Reproduce the listing exactly, with no pictures in your copy.

======== DATA SHOWN ========

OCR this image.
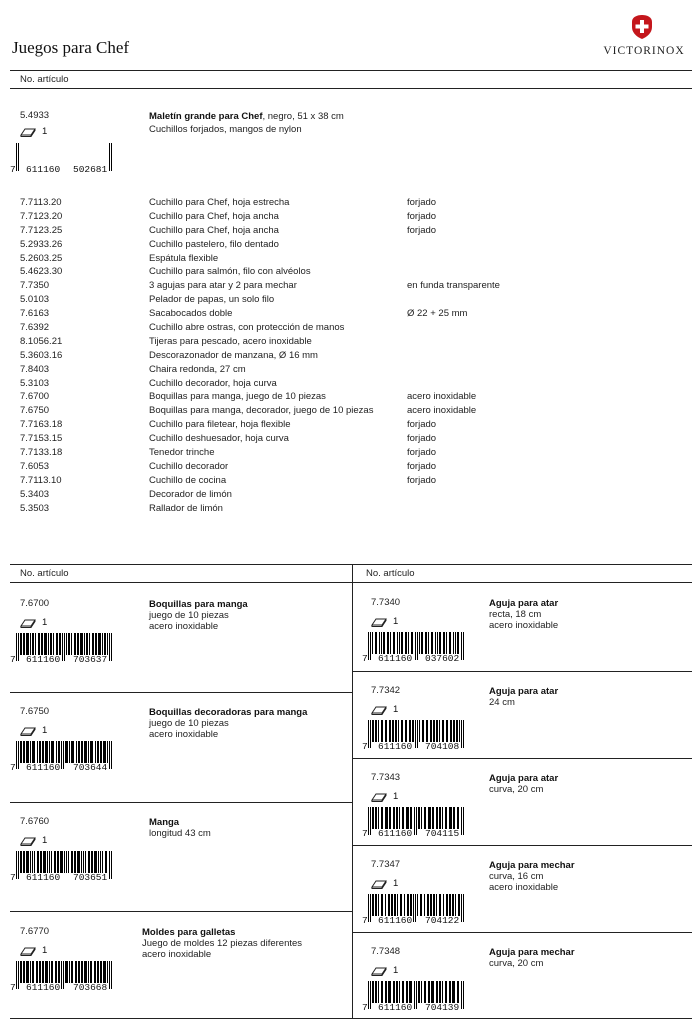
Juegos para Chef	VICTORINOX
No. artículo
5.4933	Maletín grande para Chef, negro, 51 x 38 cm
Cuchillos forjados, mangos de nylon
1
7 611160 502681
7.7113.20	Cuchillo para Chef, hoja estrecha	forjado
7.7123.20	Cuchillo para Chef, hoja ancha	forjado
7.7123.25	Cuchillo para Chef, hoja ancha	forjado
5.2933.26	Cuchillo pastelero, filo dentado
5.2603.25	Espátula flexible
5.4623.30	Cuchillo para salmón, filo con alvéolos
7.7350	3 agujas para atar y 2 para mechar	en funda transparente
5.0103	Pelador de papas, un solo filo
7.6163	Sacabocados doble	Ø 22 + 25 mm
7.6392	Cuchillo abre ostras, con protección de manos
8.1056.21	Tijeras para pescado, acero inoxidable
5.3603.16	Descorazonador de manzana, Ø 16 mm
7.8403	Chaira redonda, 27 cm
5.3103	Cuchillo decorador, hoja curva
7.6700	Boquillas para manga, juego de 10 piezas	acero inoxidable
7.6750	Boquillas para manga, decorador, juego de 10 piezas	acero inoxidable
7.7163.18	Cuchillo para filetear, hoja flexible	forjado
7.7153.15	Cuchillo deshuesador, hoja curva	forjado
7.7133.18	Tenedor trinche	forjado
7.6053	Cuchillo decorador	forjado
7.7113.10	Cuchillo de cocina	forjado
5.3403	Decorador de limón
5.3503	Rallador de limón
No. artículo	No. artículo
7.6700	Boquillas para manga
juego de 10 piezas
acero inoxidable
1
7 611160 703637
7.6750	Boquillas decoradoras para manga
juego de 10 piezas
acero inoxidable
1
7 611160 703644
7.6760	Manga
longitud 43 cm
1
7 611160 703651
7.6770	Moldes para galletas
Juego de moldes 12 piezas diferentes
acero inoxidable
1
7 611160 703668
7.7340	Aguja para atar
recta, 18 cm
acero inoxidable
1
7 611160 037602
7.7342	Aguja para atar
24 cm
1
7 611160 704108
7.7343	Aguja para atar
curva, 20 cm
1
7 611160 704115
7.7347	Aguja para mechar
curva, 16 cm
acero inoxidable
1
7 611160 704122
7.7348	Aguja para mechar
curva, 20 cm
1
7 611160 704139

========

■ **PROBLEM SOLUTION**:
OCR this image.
Juegos para Chef	VICTORINOX
No. artículo
5.4933	Maletín grande para Chef, negro, 51 x 38 cm
Cuchillos forjados, mangos de nylon
1
7 611160 502681
7.7113.20	Cuchillo para Chef, hoja estrecha	forjado
7.7123.20	Cuchillo para Chef, hoja ancha	forjado
7.7123.25	Cuchillo para Chef, hoja ancha	forjado
5.2933.26	Cuchillo pastelero, filo dentado
5.2603.25	Espátula flexible
5.4623.30	Cuchillo para salmón, filo con alvéolos
7.7350	3 agujas para atar y 2 para mechar	en funda transparente
5.0103	Pelador de papas, un solo filo
7.6163	Sacabocados doble	Ø 22 + 25 mm
7.6392	Cuchillo abre ostras, con protección de manos
8.1056.21	Tijeras para pescado, acero inoxidable
5.3603.16	Descorazonador de manzana, Ø 16 mm
7.8403	Chaira redonda, 27 cm
5.3103	Cuchillo decorador, hoja curva
7.6700	Boquillas para manga, juego de 10 piezas	acero inoxidable
7.6750	Boquillas para manga, decorador, juego de 10 piezas	acero inoxidable
7.7163.18	Cuchillo para filetear, hoja flexible	forjado
7.7153.15	Cuchillo deshuesador, hoja curva	forjado
7.7133.18	Tenedor trinche	forjado
7.6053	Cuchillo decorador	forjado
7.7113.10	Cuchillo de cocina	forjado
5.3403	Decorador de limón
5.3503	Rallador de limón
No. artículo	No. artículo
7.6700	Boquillas para manga
juego de 10 piezas
acero inoxidable
1
7 611160 703637
7.6750	Boquillas decoradoras para manga
juego de 10 piezas
acero inoxidable
1
7 611160 703644
7.6760	Manga
longitud 43 cm
1
7 611160 703651
7.6770	Moldes para galletas
Juego de moldes 12 piezas diferentes
acero inoxidable
1
7 611160 703668
7.7340	Aguja para atar
recta, 18 cm
acero inoxidable
1
7 611160 037602
7.7342	Aguja para atar
24 cm
1
7 611160 704108
7.7343	Aguja para atar
curva, 20 cm
1
7 611160 704115
7.7347	Aguja para mechar
curva, 16 cm
acero inoxidable
1
7 611160 704122
7.7348	Aguja para mechar
curva, 20 cm
1
7 611160 704139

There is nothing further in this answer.